*TASK*.
Output the entries below exactly as written, omitting pictures.
═══ STORED RECORDS ═══
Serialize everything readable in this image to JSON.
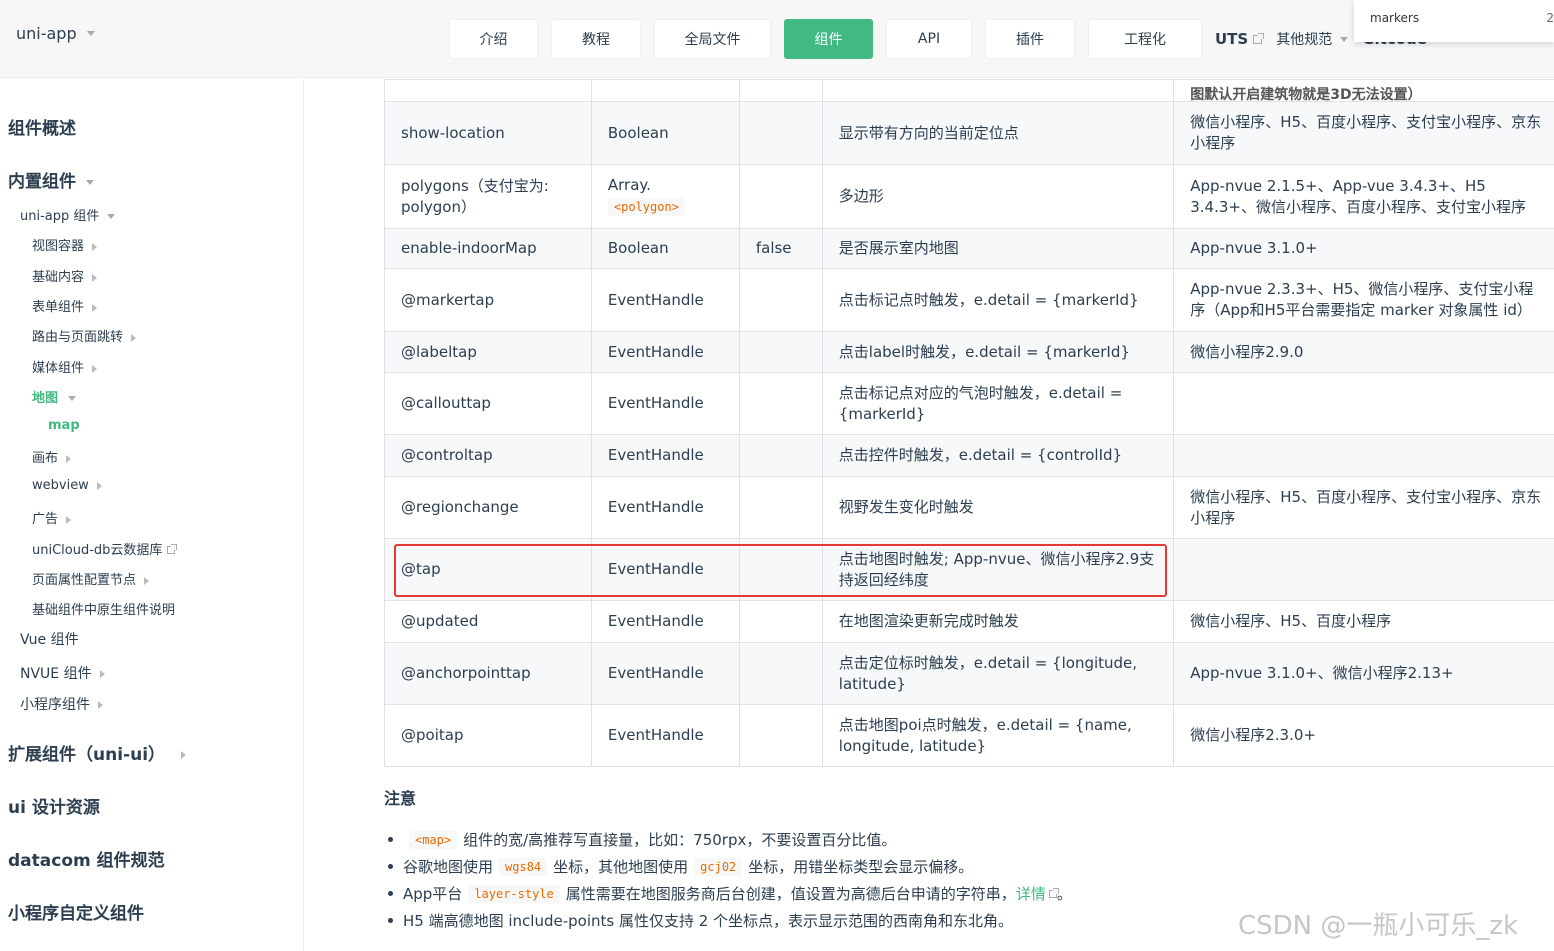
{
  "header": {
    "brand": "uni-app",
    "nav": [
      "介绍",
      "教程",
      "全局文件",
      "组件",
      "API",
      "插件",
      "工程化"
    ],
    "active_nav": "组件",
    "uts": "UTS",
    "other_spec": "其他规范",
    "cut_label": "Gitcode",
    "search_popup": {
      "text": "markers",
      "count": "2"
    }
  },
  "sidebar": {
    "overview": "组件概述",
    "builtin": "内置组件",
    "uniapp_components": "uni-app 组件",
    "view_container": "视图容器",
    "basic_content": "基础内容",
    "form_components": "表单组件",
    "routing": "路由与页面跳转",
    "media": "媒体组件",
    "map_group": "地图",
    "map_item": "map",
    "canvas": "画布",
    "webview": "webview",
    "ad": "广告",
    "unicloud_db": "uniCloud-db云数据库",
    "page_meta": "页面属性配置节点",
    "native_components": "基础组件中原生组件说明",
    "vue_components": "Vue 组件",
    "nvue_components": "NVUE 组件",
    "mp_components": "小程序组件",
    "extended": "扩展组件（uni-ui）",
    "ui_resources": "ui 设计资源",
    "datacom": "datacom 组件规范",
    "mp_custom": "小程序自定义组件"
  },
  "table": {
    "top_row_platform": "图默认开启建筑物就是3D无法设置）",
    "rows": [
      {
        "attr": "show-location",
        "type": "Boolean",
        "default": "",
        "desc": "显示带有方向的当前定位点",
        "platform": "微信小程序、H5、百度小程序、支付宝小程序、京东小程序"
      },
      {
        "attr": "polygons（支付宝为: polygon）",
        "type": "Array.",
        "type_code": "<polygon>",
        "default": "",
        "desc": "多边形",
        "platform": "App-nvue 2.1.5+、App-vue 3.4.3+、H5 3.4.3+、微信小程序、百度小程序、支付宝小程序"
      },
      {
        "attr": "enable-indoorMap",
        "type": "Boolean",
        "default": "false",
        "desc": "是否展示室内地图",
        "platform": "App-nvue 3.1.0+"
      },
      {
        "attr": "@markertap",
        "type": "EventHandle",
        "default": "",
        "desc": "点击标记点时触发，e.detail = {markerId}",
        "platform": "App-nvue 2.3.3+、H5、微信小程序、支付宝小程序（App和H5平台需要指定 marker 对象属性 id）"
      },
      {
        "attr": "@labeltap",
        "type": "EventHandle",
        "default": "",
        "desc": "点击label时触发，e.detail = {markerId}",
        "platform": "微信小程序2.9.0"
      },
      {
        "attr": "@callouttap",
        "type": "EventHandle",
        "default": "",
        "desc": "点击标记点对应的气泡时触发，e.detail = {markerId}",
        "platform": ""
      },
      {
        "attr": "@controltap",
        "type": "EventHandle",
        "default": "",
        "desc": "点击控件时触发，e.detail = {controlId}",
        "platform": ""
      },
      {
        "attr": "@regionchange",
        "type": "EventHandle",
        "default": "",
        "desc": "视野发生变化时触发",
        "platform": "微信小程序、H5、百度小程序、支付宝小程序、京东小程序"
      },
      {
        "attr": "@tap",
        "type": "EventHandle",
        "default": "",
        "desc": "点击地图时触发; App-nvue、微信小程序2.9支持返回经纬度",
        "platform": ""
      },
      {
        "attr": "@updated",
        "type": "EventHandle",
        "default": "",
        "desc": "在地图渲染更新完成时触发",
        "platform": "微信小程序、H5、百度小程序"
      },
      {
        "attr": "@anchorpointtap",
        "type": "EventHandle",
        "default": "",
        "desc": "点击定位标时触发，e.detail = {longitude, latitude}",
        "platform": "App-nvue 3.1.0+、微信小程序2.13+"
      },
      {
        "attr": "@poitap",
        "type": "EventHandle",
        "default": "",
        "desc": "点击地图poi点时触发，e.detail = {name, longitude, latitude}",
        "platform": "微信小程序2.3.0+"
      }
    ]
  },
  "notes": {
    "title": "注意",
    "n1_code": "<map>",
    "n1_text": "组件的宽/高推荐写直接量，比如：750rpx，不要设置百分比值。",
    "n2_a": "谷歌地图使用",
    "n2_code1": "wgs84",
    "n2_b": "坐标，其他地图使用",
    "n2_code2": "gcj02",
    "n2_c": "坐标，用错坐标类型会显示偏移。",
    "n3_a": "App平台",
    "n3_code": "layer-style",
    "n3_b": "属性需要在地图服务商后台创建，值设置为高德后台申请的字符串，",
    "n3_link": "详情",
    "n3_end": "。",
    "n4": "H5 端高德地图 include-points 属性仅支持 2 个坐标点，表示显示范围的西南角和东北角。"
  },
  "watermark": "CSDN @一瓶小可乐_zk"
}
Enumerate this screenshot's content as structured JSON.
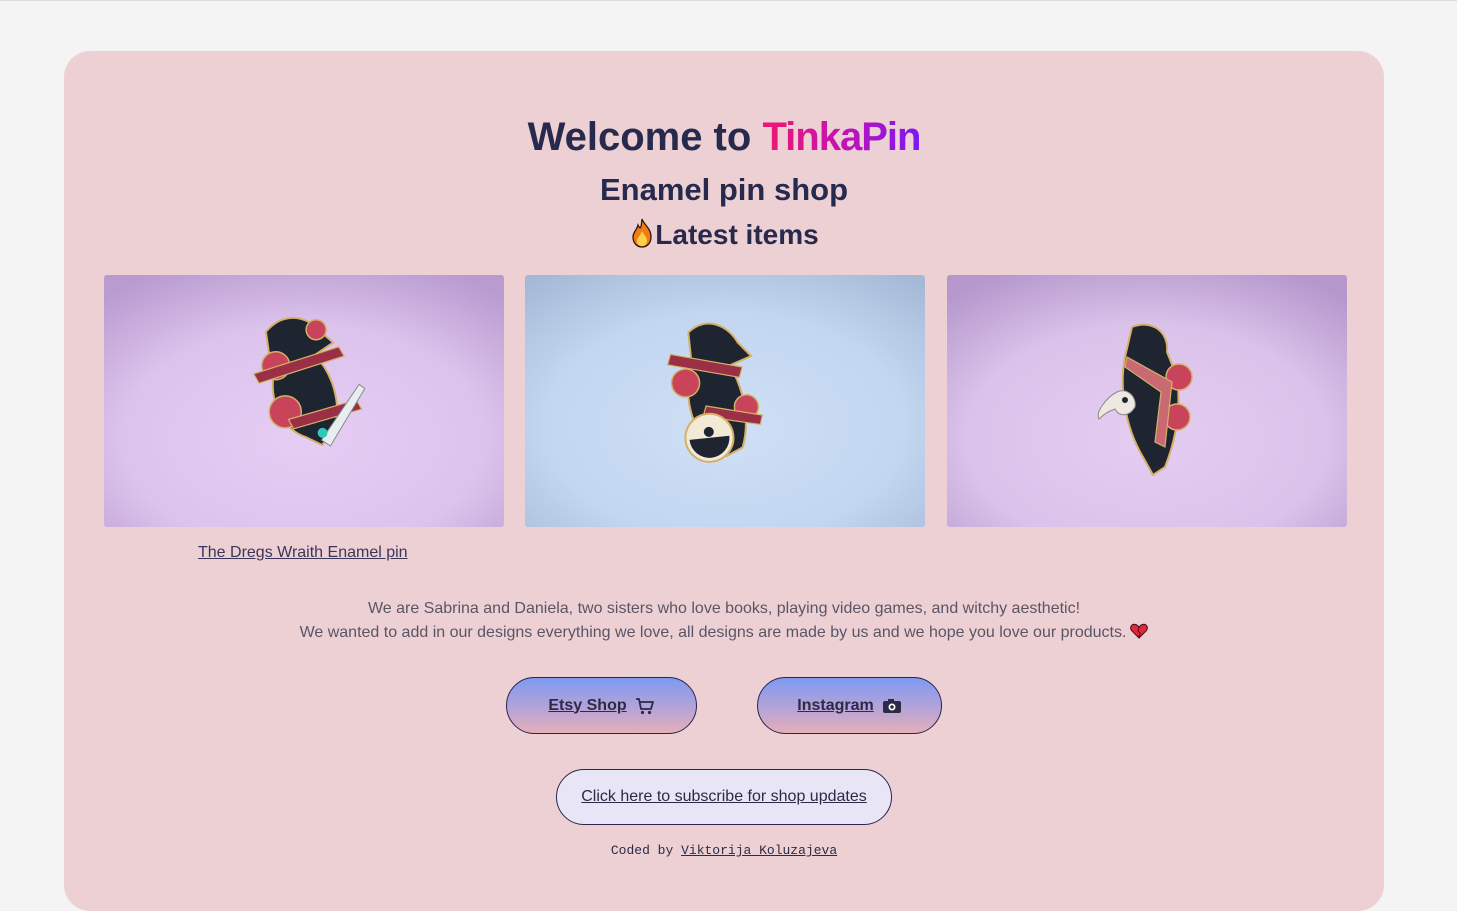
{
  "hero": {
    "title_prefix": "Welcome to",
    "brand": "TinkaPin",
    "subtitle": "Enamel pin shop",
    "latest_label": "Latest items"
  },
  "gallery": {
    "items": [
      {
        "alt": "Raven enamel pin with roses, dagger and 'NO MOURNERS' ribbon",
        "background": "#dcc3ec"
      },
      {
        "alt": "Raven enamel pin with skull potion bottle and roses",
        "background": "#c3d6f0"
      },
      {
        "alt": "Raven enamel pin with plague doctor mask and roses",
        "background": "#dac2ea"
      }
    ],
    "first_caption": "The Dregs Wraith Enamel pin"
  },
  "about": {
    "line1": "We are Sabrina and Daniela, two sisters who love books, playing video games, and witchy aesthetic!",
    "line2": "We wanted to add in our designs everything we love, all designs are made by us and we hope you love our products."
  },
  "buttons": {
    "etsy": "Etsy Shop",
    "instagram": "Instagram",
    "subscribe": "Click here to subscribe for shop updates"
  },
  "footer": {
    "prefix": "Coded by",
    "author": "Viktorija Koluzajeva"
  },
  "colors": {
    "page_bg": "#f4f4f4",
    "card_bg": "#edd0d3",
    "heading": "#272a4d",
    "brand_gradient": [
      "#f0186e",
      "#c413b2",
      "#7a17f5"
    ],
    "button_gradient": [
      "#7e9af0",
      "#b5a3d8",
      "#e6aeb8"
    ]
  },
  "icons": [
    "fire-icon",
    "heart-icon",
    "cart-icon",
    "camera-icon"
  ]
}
═══
*RESPONSE TO THE EXERCISE*.
Serialize everything readable in this image to JSON.
{
  "header": {
    "brand": "uni-app",
    "nav": [
      "介绍",
      "教程",
      "全局文件",
      "组件",
      "API",
      "插件",
      "工程化"
    ],
    "active_nav": "组件",
    "uts": "UTS",
    "other_spec": "其他规范",
    "cut_label": "Gitcode",
    "search_popup": {
      "text": "markers",
      "count": "2"
    }
  },
  "sidebar": {
    "overview": "组件概述",
    "builtin": "内置组件",
    "uniapp_components": "uni-app 组件",
    "view_container": "视图容器",
    "basic_content": "基础内容",
    "form_components": "表单组件",
    "routing": "路由与页面跳转",
    "media": "媒体组件",
    "map_group": "地图",
    "map_item": "map",
    "canvas": "画布",
    "webview": "webview",
    "ad": "广告",
    "unicloud_db": "uniCloud-db云数据库",
    "page_meta": "页面属性配置节点",
    "native_components": "基础组件中原生组件说明",
    "vue_components": "Vue 组件",
    "nvue_components": "NVUE 组件",
    "mp_components": "小程序组件",
    "extended": "扩展组件（uni-ui）",
    "ui_resources": "ui 设计资源",
    "datacom": "datacom 组件规范",
    "mp_custom": "小程序自定义组件"
  },
  "table": {
    "top_row_platform": "图默认开启建筑物就是3D无法设置）",
    "rows": [
      {
        "attr": "show-location",
        "type": "Boolean",
        "default": "",
        "desc": "显示带有方向的当前定位点",
        "platform": "微信小程序、H5、百度小程序、支付宝小程序、京东小程序"
      },
      {
        "attr": "polygons（支付宝为: polygon）",
        "type": "Array.",
        "type_code": "<polygon>",
        "default": "",
        "desc": "多边形",
        "platform": "App-nvue 2.1.5+、App-vue 3.4.3+、H5 3.4.3+、微信小程序、百度小程序、支付宝小程序"
      },
      {
        "attr": "enable-indoorMap",
        "type": "Boolean",
        "default": "false",
        "desc": "是否展示室内地图",
        "platform": "App-nvue 3.1.0+"
      },
      {
        "attr": "@markertap",
        "type": "EventHandle",
        "default": "",
        "desc": "点击标记点时触发，e.detail = {markerId}",
        "platform": "App-nvue 2.3.3+、H5、微信小程序、支付宝小程序（App和H5平台需要指定 marker 对象属性 id）"
      },
      {
        "attr": "@labeltap",
        "type": "EventHandle",
        "default": "",
        "desc": "点击label时触发，e.detail = {markerId}",
        "platform": "微信小程序2.9.0"
      },
      {
        "attr": "@callouttap",
        "type": "EventHandle",
        "default": "",
        "desc": "点击标记点对应的气泡时触发，e.detail = {markerId}",
        "platform": ""
      },
      {
        "attr": "@controltap",
        "type": "EventHandle",
        "default": "",
        "desc": "点击控件时触发，e.detail = {controlId}",
        "platform": ""
      },
      {
        "attr": "@regionchange",
        "type": "EventHandle",
        "default": "",
        "desc": "视野发生变化时触发",
        "platform": "微信小程序、H5、百度小程序、支付宝小程序、京东小程序"
      },
      {
        "attr": "@tap",
        "type": "EventHandle",
        "default": "",
        "desc": "点击地图时触发; App-nvue、微信小程序2.9支持返回经纬度",
        "platform": ""
      },
      {
        "attr": "@updated",
        "type": "EventHandle",
        "default": "",
        "desc": "在地图渲染更新完成时触发",
        "platform": "微信小程序、H5、百度小程序"
      },
      {
        "attr": "@anchorpointtap",
        "type": "EventHandle",
        "default": "",
        "desc": "点击定位标时触发，e.detail = {longitude, latitude}",
        "platform": "App-nvue 3.1.0+、微信小程序2.13+"
      },
      {
        "attr": "@poitap",
        "type": "EventHandle",
        "default": "",
        "desc": "点击地图poi点时触发，e.detail = {name, longitude, latitude}",
        "platform": "微信小程序2.3.0+"
      }
    ]
  },
  "notes": {
    "title": "注意",
    "n1_code": "<map>",
    "n1_text": "组件的宽/高推荐写直接量，比如：750rpx，不要设置百分比值。",
    "n2_a": "谷歌地图使用",
    "n2_code1": "wgs84",
    "n2_b": "坐标，其他地图使用",
    "n2_code2": "gcj02",
    "n2_c": "坐标，用错坐标类型会显示偏移。",
    "n3_a": "App平台",
    "n3_code": "layer-style",
    "n3_b": "属性需要在地图服务商后台创建，值设置为高德后台申请的字符串，",
    "n3_link": "详情",
    "n3_end": "。",
    "n4": "H5 端高德地图 include-points 属性仅支持 2 个坐标点，表示显示范围的西南角和东北角。"
  },
  "watermark": "CSDN @一瓶小可乐_zk"
}
Enumerate this screenshot's content as structured JSON.
{
  "hero": {
    "title_prefix": "Welcome to",
    "brand": "TinkaPin",
    "subtitle": "Enamel pin shop",
    "latest_label": "Latest items"
  },
  "gallery": {
    "items": [
      {
        "alt": "Raven enamel pin with roses, dagger and 'NO MOURNERS' ribbon",
        "background": "#dcc3ec"
      },
      {
        "alt": "Raven enamel pin with skull potion bottle and roses",
        "background": "#c3d6f0"
      },
      {
        "alt": "Raven enamel pin with plague doctor mask and roses",
        "background": "#dac2ea"
      }
    ],
    "first_caption": "The Dregs Wraith Enamel pin"
  },
  "about": {
    "line1": "We are Sabrina and Daniela, two sisters who love books, playing video games, and witchy aesthetic!",
    "line2": "We wanted to add in our designs everything we love, all designs are made by us and we hope you love our products."
  },
  "buttons": {
    "etsy": "Etsy Shop",
    "instagram": "Instagram",
    "subscribe": "Click here to subscribe for shop updates"
  },
  "footer": {
    "prefix": "Coded by",
    "author": "Viktorija Koluzajeva"
  },
  "colors": {
    "page_bg": "#f4f4f4",
    "card_bg": "#edd0d3",
    "heading": "#272a4d",
    "brand_gradient": [
      "#f0186e",
      "#c413b2",
      "#7a17f5"
    ],
    "button_gradient": [
      "#7e9af0",
      "#b5a3d8",
      "#e6aeb8"
    ]
  },
  "icons": [
    "fire-icon",
    "heart-icon",
    "cart-icon",
    "camera-icon"
  ]
}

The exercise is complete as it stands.